EXERCISE AIM: Give back the records below exactly, every one, with no pictures.

INPUT ROWS:
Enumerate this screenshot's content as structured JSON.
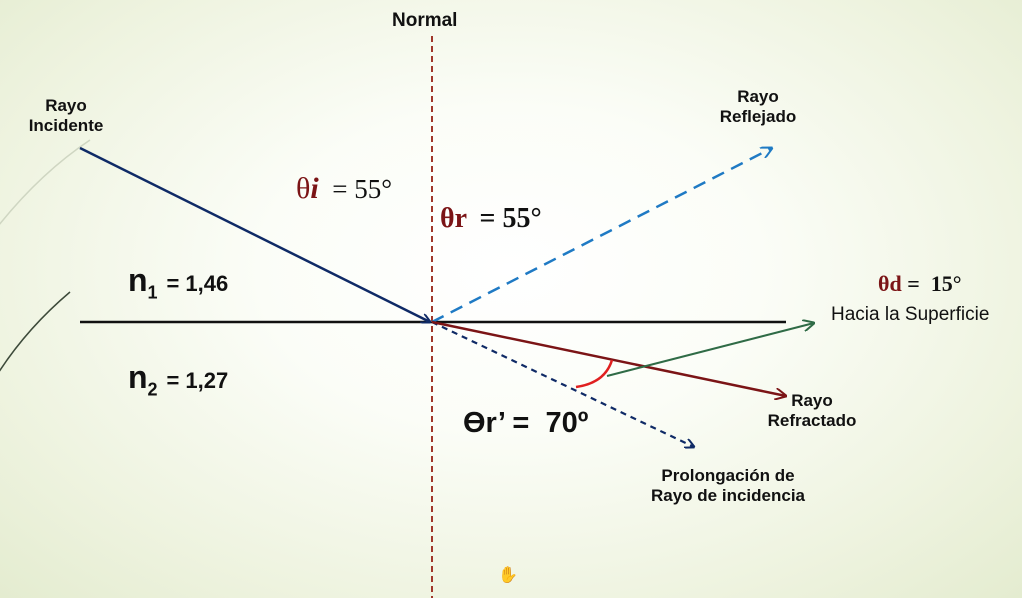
{
  "labels": {
    "normal": "Normal",
    "incident_ray": [
      "Rayo",
      "Incidente"
    ],
    "reflected_ray": [
      "Rayo",
      "Reflejado"
    ],
    "refracted_ray": [
      "Rayo",
      "Refractado"
    ],
    "extension": [
      "Prolongación de",
      "Rayo de incidencia"
    ],
    "surface_direction": "Hacia la Superficie"
  },
  "media": {
    "n1": {
      "symbol": "n",
      "subscript": "1",
      "value": "= 1,46"
    },
    "n2": {
      "symbol": "n",
      "subscript": "2",
      "value": "= 1,27"
    }
  },
  "angles": {
    "incidence": {
      "symbol": "θ",
      "var": "i",
      "value": "= 55°"
    },
    "reflection": {
      "symbol": "θr",
      "value": "= 55°"
    },
    "refraction": {
      "text": "ϴr’ =  70º"
    },
    "deviation": {
      "symbol": "θd",
      "value": "=  15°"
    }
  },
  "colors": {
    "incident": "#0f2a66",
    "reflected": "#1f7ac4",
    "refracted": "#7b1416",
    "surface": "#2f6b46",
    "normal": "#a0372a",
    "arc": "#e02020"
  }
}
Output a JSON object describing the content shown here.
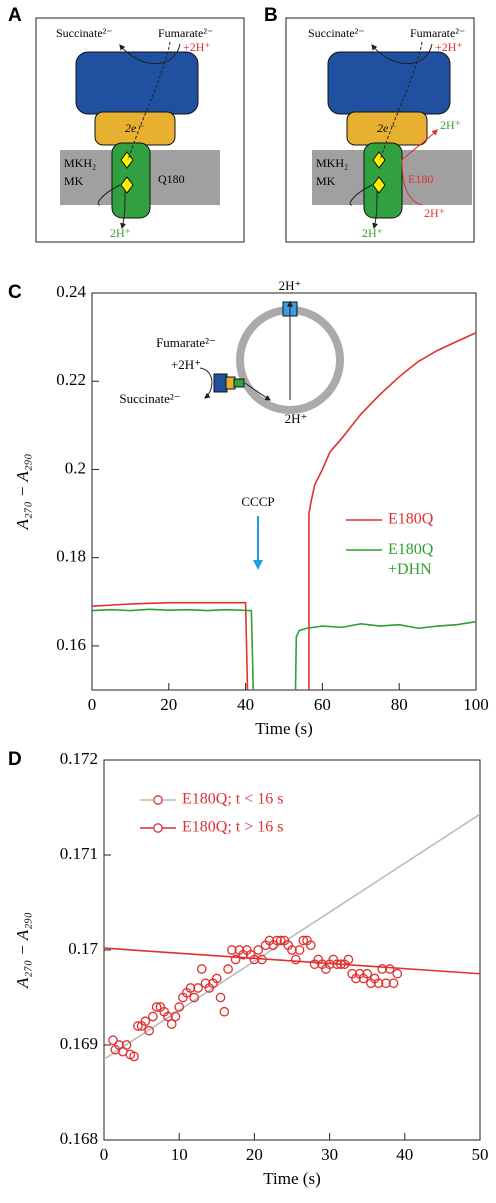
{
  "diagrams": [
    {
      "panel": "A",
      "labels": [
        "Succinate²⁻",
        "Fumarate²⁻",
        "+2H⁺",
        "2e⁻",
        "MKH₂",
        "MK",
        "Q180",
        "2H⁺"
      ]
    },
    {
      "panel": "B",
      "labels": [
        "Succinate²⁻",
        "Fumarate²⁻",
        "+2H⁺",
        "2e⁻",
        "MKH₂",
        "MK",
        "E180",
        "2H⁺",
        "2H⁺",
        "2H⁺"
      ]
    }
  ],
  "chart_data": [
    {
      "type": "line",
      "panel": "C",
      "xlabel": "Time (s)",
      "ylabel": "A₂₇₀ − A₂₉₀",
      "xlim": [
        0,
        100
      ],
      "ylim": [
        0.15,
        0.24
      ],
      "xticks": [
        0,
        20,
        40,
        60,
        80,
        100
      ],
      "yticks": [
        0.16,
        0.18,
        0.2,
        0.22,
        0.24
      ],
      "annotation": "CCCP",
      "inset_labels": [
        "2H⁺",
        "Fumarate²⁻",
        "+2H⁺",
        "Succinate²⁻",
        "2H⁺"
      ],
      "series": [
        {
          "name": "E180Q",
          "color": "#e03030",
          "x": [
            0,
            10,
            20,
            30,
            40,
            40.5,
            48,
            56.5,
            56.5,
            57,
            58,
            60,
            62,
            65,
            70,
            75,
            80,
            85,
            90,
            95,
            100
          ],
          "values": [
            0.169,
            0.1695,
            0.1698,
            0.1698,
            0.1698,
            0.15,
            null,
            0.15,
            0.19,
            0.1925,
            0.1965,
            0.2,
            0.204,
            0.207,
            0.2125,
            0.217,
            0.221,
            0.2245,
            0.227,
            0.229,
            0.231
          ]
        },
        {
          "name": "E180Q\n+DHN",
          "color": "#30a030",
          "x": [
            0,
            5,
            10,
            15,
            20,
            25,
            30,
            35,
            41.5,
            42,
            47,
            53,
            53.2,
            54,
            56,
            60,
            65,
            70,
            75,
            80,
            85,
            90,
            95,
            100
          ],
          "values": [
            0.168,
            0.1682,
            0.168,
            0.1683,
            0.1681,
            0.1682,
            0.168,
            0.1682,
            0.168,
            0.15,
            null,
            0.15,
            0.162,
            0.1635,
            0.164,
            0.1645,
            0.1642,
            0.165,
            0.1645,
            0.1648,
            0.164,
            0.1645,
            0.1648,
            0.1655
          ]
        }
      ]
    },
    {
      "type": "scatter",
      "panel": "D",
      "xlabel": "Time (s)",
      "ylabel": "A₂₇₀ − A₂₉₀",
      "xlim": [
        0,
        50
      ],
      "ylim": [
        0.168,
        0.172
      ],
      "xticks": [
        0,
        10,
        20,
        30,
        40,
        50
      ],
      "yticks": [
        0.168,
        0.169,
        0.17,
        0.171,
        0.172
      ],
      "series": [
        {
          "name": "E180Q; t < 16 s",
          "color": "#e03030",
          "line_color": "#bbbbbb",
          "x": [
            1.2,
            1.5,
            2,
            2.5,
            3,
            3.5,
            4,
            4.5,
            5,
            5.5,
            6,
            6.5,
            7,
            7.5,
            8,
            8.5,
            9,
            9.5,
            10,
            10.5,
            11,
            11.5,
            12,
            12.5,
            13,
            13.5,
            14,
            14.5,
            15,
            15.5
          ],
          "values": [
            0.16905,
            0.16895,
            0.169,
            0.16893,
            0.169,
            0.1689,
            0.16888,
            0.1692,
            0.1692,
            0.16925,
            0.16915,
            0.1693,
            0.1694,
            0.1694,
            0.16935,
            0.1693,
            0.16922,
            0.1693,
            0.1694,
            0.1695,
            0.16955,
            0.1696,
            0.1695,
            0.1696,
            0.1698,
            0.16965,
            0.1696,
            0.16965,
            0.1697,
            0.1695
          ],
          "fit_x": [
            0,
            50
          ],
          "fit_values": [
            0.16885,
            0.17143
          ]
        },
        {
          "name": "E180Q; t > 16 s",
          "color": "#e03030",
          "line_color": "#e03030",
          "x": [
            16,
            16.5,
            17,
            17.5,
            18,
            18.5,
            19,
            19.5,
            20,
            20.5,
            21,
            21.5,
            22,
            22.5,
            23,
            23.5,
            24,
            24.5,
            25,
            25.5,
            26,
            26.5,
            27,
            27.5,
            28,
            28.5,
            29,
            29.5,
            30,
            30.5,
            31,
            31.5,
            32,
            32.5,
            33,
            33.5,
            34,
            34.5,
            35,
            35.5,
            36,
            36.5,
            37,
            37.5,
            38,
            38.5,
            39
          ],
          "values": [
            0.16935,
            0.1698,
            0.17,
            0.1699,
            0.17,
            0.16995,
            0.17,
            0.16995,
            0.1699,
            0.17,
            0.1699,
            0.17005,
            0.1701,
            0.17005,
            0.1701,
            0.1701,
            0.1701,
            0.17005,
            0.17,
            0.1699,
            0.17,
            0.1701,
            0.1701,
            0.17005,
            0.16985,
            0.1699,
            0.16985,
            0.1698,
            0.16985,
            0.1699,
            0.16985,
            0.16985,
            0.16985,
            0.1699,
            0.16975,
            0.1697,
            0.16975,
            0.1697,
            0.16975,
            0.16965,
            0.1697,
            0.16965,
            0.1698,
            0.16965,
            0.1698,
            0.16965,
            0.16975
          ],
          "fit_x": [
            0,
            50
          ],
          "fit_values": [
            0.17002,
            0.16975
          ]
        }
      ]
    }
  ]
}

TASK RESPONSE:
Enumerate this screenshot's content as structured JSON.
{
  "labels": {
    "normal": "Normal",
    "incident_ray": [
      "Rayo",
      "Incidente"
    ],
    "reflected_ray": [
      "Rayo",
      "Reflejado"
    ],
    "refracted_ray": [
      "Rayo",
      "Refractado"
    ],
    "extension": [
      "Prolongación de",
      "Rayo de incidencia"
    ],
    "surface_direction": "Hacia la Superficie"
  },
  "media": {
    "n1": {
      "symbol": "n",
      "subscript": "1",
      "value": "= 1,46"
    },
    "n2": {
      "symbol": "n",
      "subscript": "2",
      "value": "= 1,27"
    }
  },
  "angles": {
    "incidence": {
      "symbol": "θ",
      "var": "i",
      "value": "= 55°"
    },
    "reflection": {
      "symbol": "θr",
      "value": "= 55°"
    },
    "refraction": {
      "text": "ϴr’ =  70º"
    },
    "deviation": {
      "symbol": "θd",
      "value": "=  15°"
    }
  },
  "colors": {
    "incident": "#0f2a66",
    "reflected": "#1f7ac4",
    "refracted": "#7b1416",
    "surface": "#2f6b46",
    "normal": "#a0372a",
    "arc": "#e02020"
  }
}
Output a JSON object describing the content shown here.
{
  "diagrams": [
    {
      "panel": "A",
      "labels": [
        "Succinate²⁻",
        "Fumarate²⁻",
        "+2H⁺",
        "2e⁻",
        "MKH₂",
        "MK",
        "Q180",
        "2H⁺"
      ]
    },
    {
      "panel": "B",
      "labels": [
        "Succinate²⁻",
        "Fumarate²⁻",
        "+2H⁺",
        "2e⁻",
        "MKH₂",
        "MK",
        "E180",
        "2H⁺",
        "2H⁺",
        "2H⁺"
      ]
    }
  ],
  "chart_data": [
    {
      "type": "line",
      "panel": "C",
      "xlabel": "Time (s)",
      "ylabel": "A₂₇₀ − A₂₉₀",
      "xlim": [
        0,
        100
      ],
      "ylim": [
        0.15,
        0.24
      ],
      "xticks": [
        0,
        20,
        40,
        60,
        80,
        100
      ],
      "yticks": [
        0.16,
        0.18,
        0.2,
        0.22,
        0.24
      ],
      "annotation": "CCCP",
      "inset_labels": [
        "2H⁺",
        "Fumarate²⁻",
        "+2H⁺",
        "Succinate²⁻",
        "2H⁺"
      ],
      "series": [
        {
          "name": "E180Q",
          "color": "#e03030",
          "x": [
            0,
            10,
            20,
            30,
            40,
            40.5,
            48,
            56.5,
            56.5,
            57,
            58,
            60,
            62,
            65,
            70,
            75,
            80,
            85,
            90,
            95,
            100
          ],
          "values": [
            0.169,
            0.1695,
            0.1698,
            0.1698,
            0.1698,
            0.15,
            null,
            0.15,
            0.19,
            0.1925,
            0.1965,
            0.2,
            0.204,
            0.207,
            0.2125,
            0.217,
            0.221,
            0.2245,
            0.227,
            0.229,
            0.231
          ]
        },
        {
          "name": "E180Q\n+DHN",
          "color": "#30a030",
          "x": [
            0,
            5,
            10,
            15,
            20,
            25,
            30,
            35,
            41.5,
            42,
            47,
            53,
            53.2,
            54,
            56,
            60,
            65,
            70,
            75,
            80,
            85,
            90,
            95,
            100
          ],
          "values": [
            0.168,
            0.1682,
            0.168,
            0.1683,
            0.1681,
            0.1682,
            0.168,
            0.1682,
            0.168,
            0.15,
            null,
            0.15,
            0.162,
            0.1635,
            0.164,
            0.1645,
            0.1642,
            0.165,
            0.1645,
            0.1648,
            0.164,
            0.1645,
            0.1648,
            0.1655
          ]
        }
      ]
    },
    {
      "type": "scatter",
      "panel": "D",
      "xlabel": "Time (s)",
      "ylabel": "A₂₇₀ − A₂₉₀",
      "xlim": [
        0,
        50
      ],
      "ylim": [
        0.168,
        0.172
      ],
      "xticks": [
        0,
        10,
        20,
        30,
        40,
        50
      ],
      "yticks": [
        0.168,
        0.169,
        0.17,
        0.171,
        0.172
      ],
      "series": [
        {
          "name": "E180Q; t < 16 s",
          "color": "#e03030",
          "line_color": "#bbbbbb",
          "x": [
            1.2,
            1.5,
            2,
            2.5,
            3,
            3.5,
            4,
            4.5,
            5,
            5.5,
            6,
            6.5,
            7,
            7.5,
            8,
            8.5,
            9,
            9.5,
            10,
            10.5,
            11,
            11.5,
            12,
            12.5,
            13,
            13.5,
            14,
            14.5,
            15,
            15.5
          ],
          "values": [
            0.16905,
            0.16895,
            0.169,
            0.16893,
            0.169,
            0.1689,
            0.16888,
            0.1692,
            0.1692,
            0.16925,
            0.16915,
            0.1693,
            0.1694,
            0.1694,
            0.16935,
            0.1693,
            0.16922,
            0.1693,
            0.1694,
            0.1695,
            0.16955,
            0.1696,
            0.1695,
            0.1696,
            0.1698,
            0.16965,
            0.1696,
            0.16965,
            0.1697,
            0.1695
          ],
          "fit_x": [
            0,
            50
          ],
          "fit_values": [
            0.16885,
            0.17143
          ]
        },
        {
          "name": "E180Q; t > 16 s",
          "color": "#e03030",
          "line_color": "#e03030",
          "x": [
            16,
            16.5,
            17,
            17.5,
            18,
            18.5,
            19,
            19.5,
            20,
            20.5,
            21,
            21.5,
            22,
            22.5,
            23,
            23.5,
            24,
            24.5,
            25,
            25.5,
            26,
            26.5,
            27,
            27.5,
            28,
            28.5,
            29,
            29.5,
            30,
            30.5,
            31,
            31.5,
            32,
            32.5,
            33,
            33.5,
            34,
            34.5,
            35,
            35.5,
            36,
            36.5,
            37,
            37.5,
            38,
            38.5,
            39
          ],
          "values": [
            0.16935,
            0.1698,
            0.17,
            0.1699,
            0.17,
            0.16995,
            0.17,
            0.16995,
            0.1699,
            0.17,
            0.1699,
            0.17005,
            0.1701,
            0.17005,
            0.1701,
            0.1701,
            0.1701,
            0.17005,
            0.17,
            0.1699,
            0.17,
            0.1701,
            0.1701,
            0.17005,
            0.16985,
            0.1699,
            0.16985,
            0.1698,
            0.16985,
            0.1699,
            0.16985,
            0.16985,
            0.16985,
            0.1699,
            0.16975,
            0.1697,
            0.16975,
            0.1697,
            0.16975,
            0.16965,
            0.1697,
            0.16965,
            0.1698,
            0.16965,
            0.1698,
            0.16965,
            0.16975
          ],
          "fit_x": [
            0,
            50
          ],
          "fit_values": [
            0.17002,
            0.16975
          ]
        }
      ]
    }
  ]
}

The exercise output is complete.